■ Task objective ■
Copy each line of the records that holds the string "body".

■ Structured page parsing data ■
····················

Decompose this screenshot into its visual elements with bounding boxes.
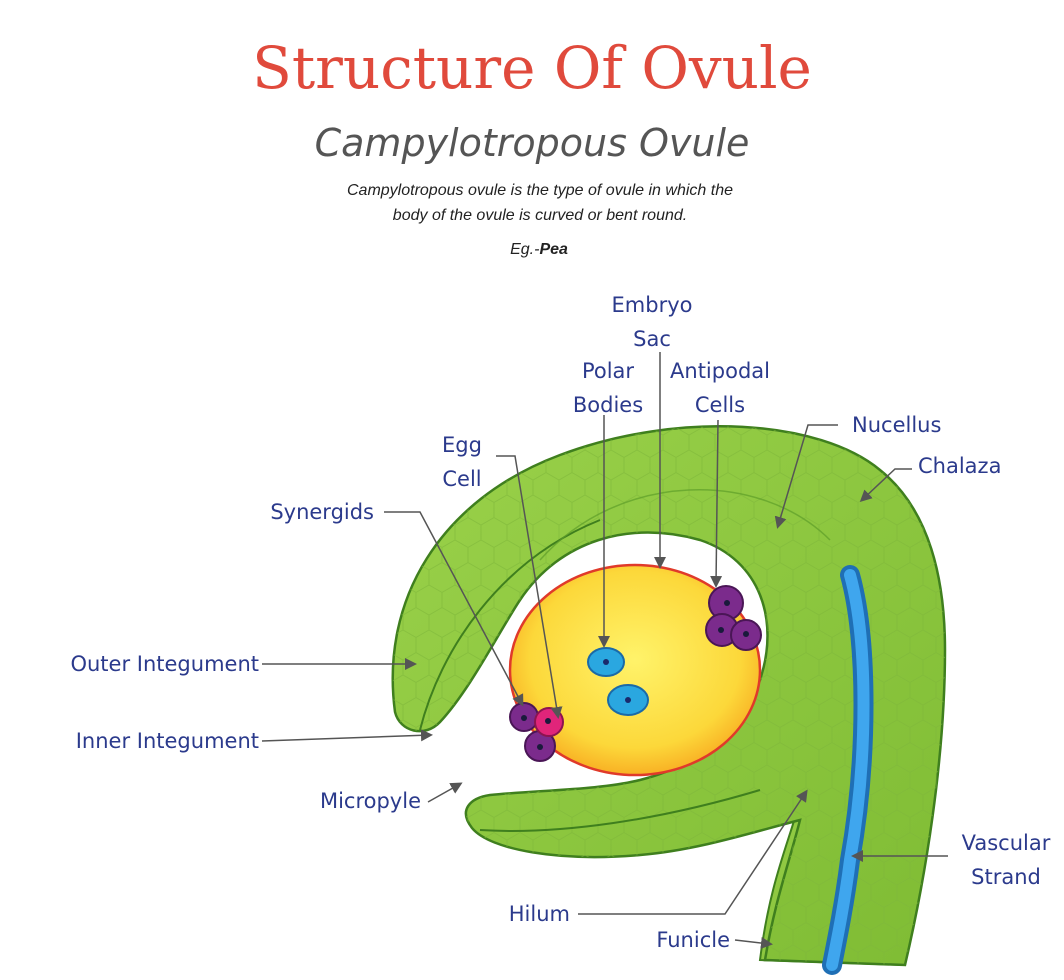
label-egg-cell-line-2: Cell — [442, 467, 481, 491]
label-embryo-sac-line-1: Embryo — [612, 293, 693, 317]
vascular-strand — [822, 565, 874, 975]
leader-antipodal-cells — [710, 419, 723, 588]
label-antipodal-cells-line-2: Cells — [695, 393, 745, 417]
egg-cell — [534, 707, 564, 737]
polar-bodies — [587, 647, 649, 716]
label-outer-integument: Outer Integument — [70, 652, 259, 676]
nucellus-boundary — [539, 489, 831, 561]
label-vascular-strand-line-1: Vascular — [962, 831, 1051, 855]
label-polar-bodies-line-1: Polar — [582, 359, 634, 383]
leader-synergids — [384, 511, 524, 707]
leader-funicle — [734, 937, 773, 949]
label-egg-cell-line-1: Egg — [442, 433, 482, 457]
example-value: Pea — [539, 241, 568, 258]
leader-hilum — [578, 789, 808, 915]
leader-micropyle — [427, 782, 463, 803]
label-hilum: Hilum — [509, 902, 570, 926]
page-title: Structure Of Ovule — [252, 34, 812, 102]
embryo-sac — [508, 563, 762, 777]
description-line-1: Campylotropous ovule is the type of ovul… — [347, 182, 733, 199]
label-micropyle: Micropyle — [320, 789, 421, 813]
leader-nucellus — [774, 424, 838, 529]
leader-egg-cell — [496, 455, 563, 719]
ovule-body — [391, 425, 947, 967]
label-antipodal-cells-line-1: Antipodal — [670, 359, 770, 383]
labels: Embryo Sac Polar Bodies Antipodal Cells … — [70, 293, 1050, 952]
leader-inner-integument — [261, 729, 433, 742]
label-funicle: Funicle — [656, 928, 730, 952]
leader-chalaza — [859, 468, 912, 503]
antipodal-cells — [705, 585, 762, 651]
page-subtitle: Campylotropous Ovule — [315, 121, 750, 165]
label-embryo-sac-line-2: Sac — [633, 327, 671, 351]
label-chalaza: Chalaza — [918, 454, 1001, 478]
label-vascular-strand-line-2: Strand — [971, 865, 1041, 889]
label-inner-integument: Inner Integument — [76, 729, 259, 753]
leader-lines — [261, 352, 948, 949]
label-nucellus: Nucellus — [852, 413, 941, 437]
label-synergids: Synergids — [270, 500, 374, 524]
label-polar-bodies-line-2: Bodies — [573, 393, 643, 417]
integument-line-lower — [479, 789, 761, 832]
description-line-2: body of the ovule is curved or bent roun… — [393, 207, 687, 224]
example-prefix: Eg.- — [510, 241, 539, 258]
example-text: Eg.-Pea — [510, 241, 568, 258]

····················

■ Result for this exercise ■
ovule-body — [391, 425, 947, 967]
description-line-2: body of the ovule is curved or bent roun… — [393, 207, 687, 224]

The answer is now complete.